-- begin DATA SUPPLIED --
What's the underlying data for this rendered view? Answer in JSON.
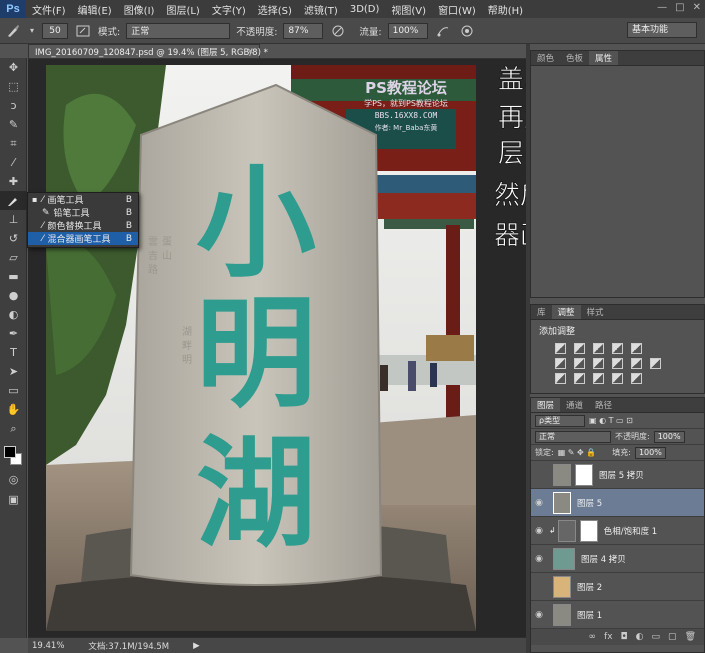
{
  "menubar": {
    "logo": "Ps",
    "items": [
      "文件(F)",
      "编辑(E)",
      "图像(I)",
      "图层(L)",
      "文字(Y)",
      "选择(S)",
      "滤镜(T)",
      "3D(D)",
      "视图(V)",
      "窗口(W)",
      "帮助(H)"
    ],
    "controls": [
      "—",
      "□",
      "✕"
    ]
  },
  "options": {
    "size": "50",
    "mode_label": "模式:",
    "mode_value": "正常",
    "opacity_label": "不透明度:",
    "opacity_value": "87%",
    "flow_label": "流量:",
    "flow_value": "100%",
    "workspace": "基本功能"
  },
  "document": {
    "tab_title": "IMG_20160709_120847.psd @ 19.4% (图层 5, RGB/8) *",
    "zoom": "19.41%",
    "doc_info": "文档:37.1M/194.5M"
  },
  "flyout": {
    "items": [
      {
        "label": "画笔工具",
        "key": "B"
      },
      {
        "label": "铅笔工具",
        "key": "B"
      },
      {
        "label": "颜色替换工具",
        "key": "B"
      },
      {
        "label": "混合器画笔工具",
        "key": "B"
      }
    ]
  },
  "image_text": {
    "watermark_title": "PS教程论坛",
    "watermark_sub": "学PS，就到PS教程论坛",
    "watermark_url": "BBS.16XX8.COM",
    "watermark_author": "作者: Mr_Baba东黄",
    "stone_chars": [
      "小",
      "明",
      "湖"
    ],
    "handwriting": [
      "盖印图层",
      "再复制盖印图",
      "层",
      "然后选择混合",
      "器画笔工具。"
    ]
  },
  "top_panel": {
    "tabs": [
      "颜色",
      "色板",
      "属性"
    ]
  },
  "adjust_panel": {
    "tabs": [
      "库",
      "调整",
      "样式"
    ],
    "title": "添加调整"
  },
  "layers_panel": {
    "tabs": [
      "图层",
      "通道",
      "路径"
    ],
    "filter": "ρ类型",
    "blend": "正常",
    "opacity_label": "不透明度:",
    "opacity_value": "100%",
    "lock_label": "锁定:",
    "fill_label": "填充:",
    "fill_value": "100%",
    "layers": [
      {
        "name": "图层 5 拷贝",
        "visible": false,
        "selected": false
      },
      {
        "name": "图层 5",
        "visible": true,
        "selected": true
      },
      {
        "name": "色相/饱和度 1",
        "visible": true,
        "selected": false
      },
      {
        "name": "图层 4 拷贝",
        "visible": true,
        "selected": false
      },
      {
        "name": "图层 2",
        "visible": false,
        "selected": false
      },
      {
        "name": "图层 1",
        "visible": true,
        "selected": false
      }
    ],
    "footer_icons": [
      "link-icon",
      "fx-icon",
      "mask-icon",
      "adjustment-icon",
      "group-icon",
      "new-layer-icon",
      "trash-icon"
    ]
  },
  "colors": {
    "selection_blue": "#1f5fa8",
    "layer_selected": "#6c7c94",
    "stone_text": "#2e9c8e"
  }
}
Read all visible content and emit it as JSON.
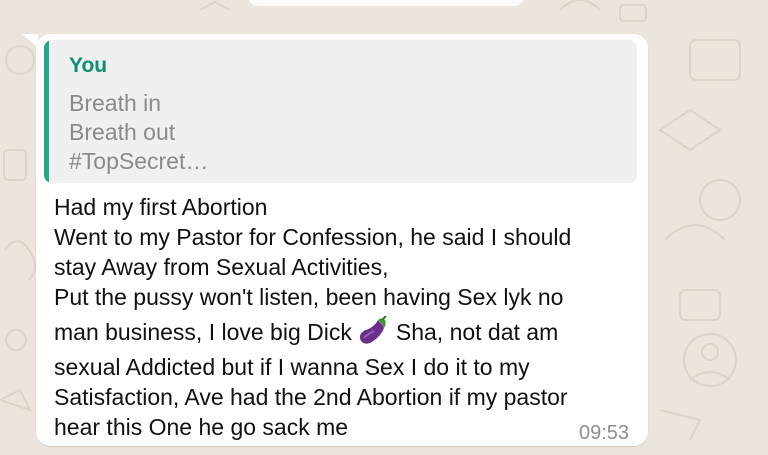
{
  "quote": {
    "author": "You",
    "lines": [
      "Breath in",
      "Breath out",
      "#TopSecret…"
    ]
  },
  "message": {
    "lines": [
      "Had my first Abortion",
      "Went to my Pastor for Confession, he said I should",
      "stay Away from Sexual Activities,",
      "Put the pussy won't listen, been having Sex lyk no",
      "man business, I love big Dick",
      "Sha, not dat am",
      "sexual Addicted but if I wanna Sex I do it to my",
      "Satisfaction, Ave had the 2nd Abortion if my pastor",
      "hear this One he go sack me"
    ],
    "emoji": "eggplant",
    "time": "09:53"
  },
  "colors": {
    "wallpaper": "#ece5dd",
    "bubble": "#ffffff",
    "quote_bar": "#1fa98a",
    "quote_author": "#0b8f72"
  }
}
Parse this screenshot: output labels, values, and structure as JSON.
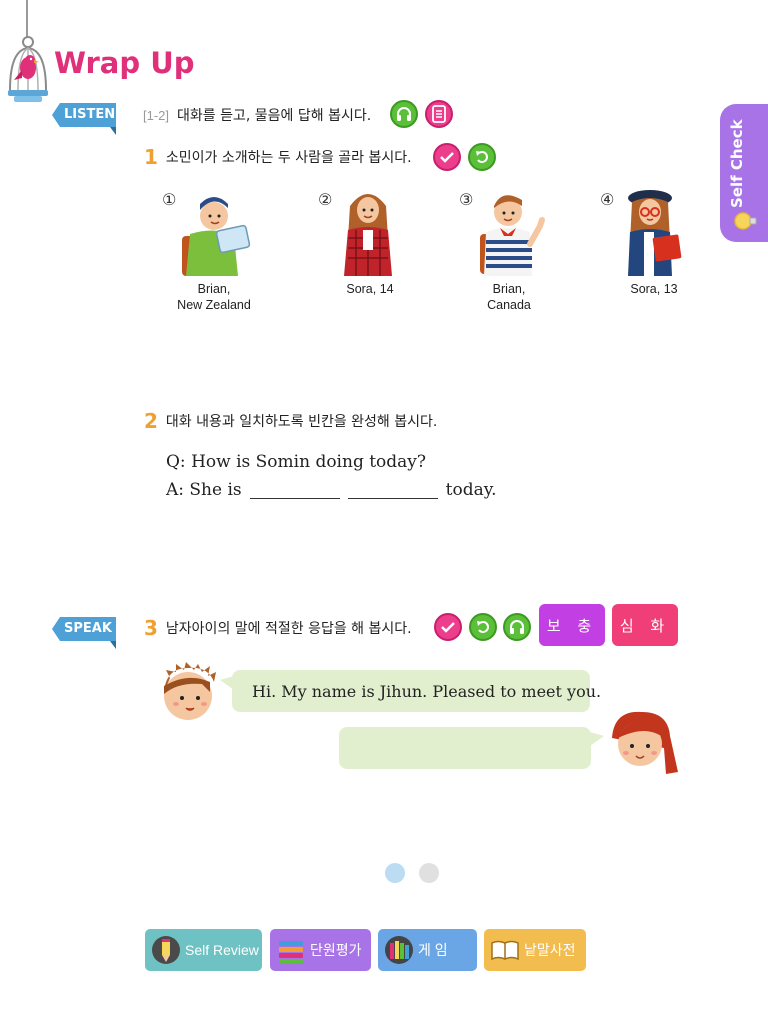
{
  "header": {
    "title": "Wrap Up"
  },
  "side_tab": {
    "label": "Self Check"
  },
  "listen": {
    "tag": "LISTEN",
    "range": "[1-2]",
    "instruction": "대화를 듣고, 물음에 답해 봅시다."
  },
  "q1": {
    "number": "1",
    "instruction": "소민이가 소개하는 두 사람을 골라 봅시다.",
    "people": [
      {
        "num": "①",
        "caption_line1": "Brian,",
        "caption_line2": "New Zealand"
      },
      {
        "num": "②",
        "caption_line1": "Sora, 14",
        "caption_line2": ""
      },
      {
        "num": "③",
        "caption_line1": "Brian,",
        "caption_line2": "Canada"
      },
      {
        "num": "④",
        "caption_line1": "Sora, 13",
        "caption_line2": ""
      }
    ]
  },
  "q2": {
    "number": "2",
    "instruction": "대화 내용과 일치하도록 빈칸을 완성해 봅시다.",
    "question": "Q: How is Somin doing today?",
    "answer_start": "A: She is",
    "answer_end": "today."
  },
  "speak": {
    "tag": "SPEAK",
    "number": "3",
    "instruction": "남자아이의 말에 적절한 응답을 해 봅시다.",
    "btn_supplement": "보 충",
    "btn_advanced": "심 화",
    "boy_line": "Hi. My name is Jihun. Pleased to meet you.",
    "girl_line": ""
  },
  "bottom_bar": {
    "self_review": "Self Review",
    "unit_test": "단원평가",
    "game": "게    임",
    "dictionary": "낱말사전"
  },
  "colors": {
    "title": "#e0307a",
    "ribbon": "#4da1d6",
    "self_check": "#a873e6",
    "supplement": "#c23fe3",
    "advanced": "#f03e78",
    "bubble": "#e2efcf"
  }
}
-- end DATA SUPPLIED --
_WRITTEN REQUEST_
What is the number of lines in the records that contain the word "today"? Answer with the number and nothing else.

_THE REPLY_
2